## RECORDS FOR THE TASK:
════════════════

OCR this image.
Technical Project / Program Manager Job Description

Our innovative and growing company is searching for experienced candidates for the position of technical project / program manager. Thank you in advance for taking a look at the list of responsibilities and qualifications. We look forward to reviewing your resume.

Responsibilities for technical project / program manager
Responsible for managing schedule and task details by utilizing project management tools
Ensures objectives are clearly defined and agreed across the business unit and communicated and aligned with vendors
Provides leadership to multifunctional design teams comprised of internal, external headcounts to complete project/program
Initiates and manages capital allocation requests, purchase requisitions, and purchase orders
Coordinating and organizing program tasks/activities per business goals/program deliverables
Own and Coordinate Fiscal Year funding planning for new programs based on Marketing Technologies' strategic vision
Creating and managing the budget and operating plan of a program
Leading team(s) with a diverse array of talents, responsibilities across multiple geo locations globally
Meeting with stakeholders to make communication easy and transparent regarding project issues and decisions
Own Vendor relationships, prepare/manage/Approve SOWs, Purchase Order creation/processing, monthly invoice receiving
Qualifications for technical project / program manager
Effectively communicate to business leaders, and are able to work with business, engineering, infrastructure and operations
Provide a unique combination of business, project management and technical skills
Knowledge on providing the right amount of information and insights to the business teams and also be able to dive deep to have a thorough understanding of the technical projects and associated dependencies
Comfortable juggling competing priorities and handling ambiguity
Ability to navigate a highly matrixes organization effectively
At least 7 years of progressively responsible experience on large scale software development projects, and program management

════════════════

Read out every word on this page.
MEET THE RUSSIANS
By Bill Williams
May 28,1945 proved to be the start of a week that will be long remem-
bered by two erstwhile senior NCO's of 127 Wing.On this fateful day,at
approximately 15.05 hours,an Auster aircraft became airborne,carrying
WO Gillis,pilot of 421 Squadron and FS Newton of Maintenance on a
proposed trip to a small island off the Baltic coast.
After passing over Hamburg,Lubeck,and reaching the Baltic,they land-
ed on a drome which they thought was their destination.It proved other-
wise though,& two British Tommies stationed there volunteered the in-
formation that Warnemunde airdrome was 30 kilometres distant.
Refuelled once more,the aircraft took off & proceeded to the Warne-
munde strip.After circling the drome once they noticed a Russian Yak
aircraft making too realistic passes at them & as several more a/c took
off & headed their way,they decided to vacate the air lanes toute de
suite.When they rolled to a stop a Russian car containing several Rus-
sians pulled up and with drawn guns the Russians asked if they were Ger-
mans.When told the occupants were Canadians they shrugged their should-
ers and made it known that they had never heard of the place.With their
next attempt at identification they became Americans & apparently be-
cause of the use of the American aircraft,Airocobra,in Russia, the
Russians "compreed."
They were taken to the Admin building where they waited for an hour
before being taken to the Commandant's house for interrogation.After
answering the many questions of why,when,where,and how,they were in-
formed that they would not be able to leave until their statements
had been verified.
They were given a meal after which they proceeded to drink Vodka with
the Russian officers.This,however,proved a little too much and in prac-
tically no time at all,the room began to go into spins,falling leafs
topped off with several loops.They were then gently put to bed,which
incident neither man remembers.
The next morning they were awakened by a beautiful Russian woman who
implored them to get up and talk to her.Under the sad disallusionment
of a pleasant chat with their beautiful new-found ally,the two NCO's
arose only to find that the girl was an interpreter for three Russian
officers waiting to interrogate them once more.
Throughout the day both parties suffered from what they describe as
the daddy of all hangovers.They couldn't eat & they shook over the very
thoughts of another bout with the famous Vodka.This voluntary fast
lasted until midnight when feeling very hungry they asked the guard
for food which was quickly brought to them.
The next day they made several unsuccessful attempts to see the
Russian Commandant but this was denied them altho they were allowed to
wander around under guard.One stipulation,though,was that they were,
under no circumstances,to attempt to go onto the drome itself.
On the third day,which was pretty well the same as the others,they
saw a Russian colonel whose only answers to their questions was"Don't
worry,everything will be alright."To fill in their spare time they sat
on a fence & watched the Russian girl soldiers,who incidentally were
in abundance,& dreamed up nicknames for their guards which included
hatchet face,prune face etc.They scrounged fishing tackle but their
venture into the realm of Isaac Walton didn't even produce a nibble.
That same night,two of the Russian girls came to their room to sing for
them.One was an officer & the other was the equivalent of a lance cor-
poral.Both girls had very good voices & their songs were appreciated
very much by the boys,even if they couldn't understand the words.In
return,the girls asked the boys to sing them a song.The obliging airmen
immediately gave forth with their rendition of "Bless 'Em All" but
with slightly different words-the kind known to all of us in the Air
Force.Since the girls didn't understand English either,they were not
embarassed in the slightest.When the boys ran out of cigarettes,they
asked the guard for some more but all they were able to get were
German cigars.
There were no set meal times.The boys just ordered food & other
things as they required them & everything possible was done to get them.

════════════════

Reply with one number only, the count of lines above that hold the string "taken".

2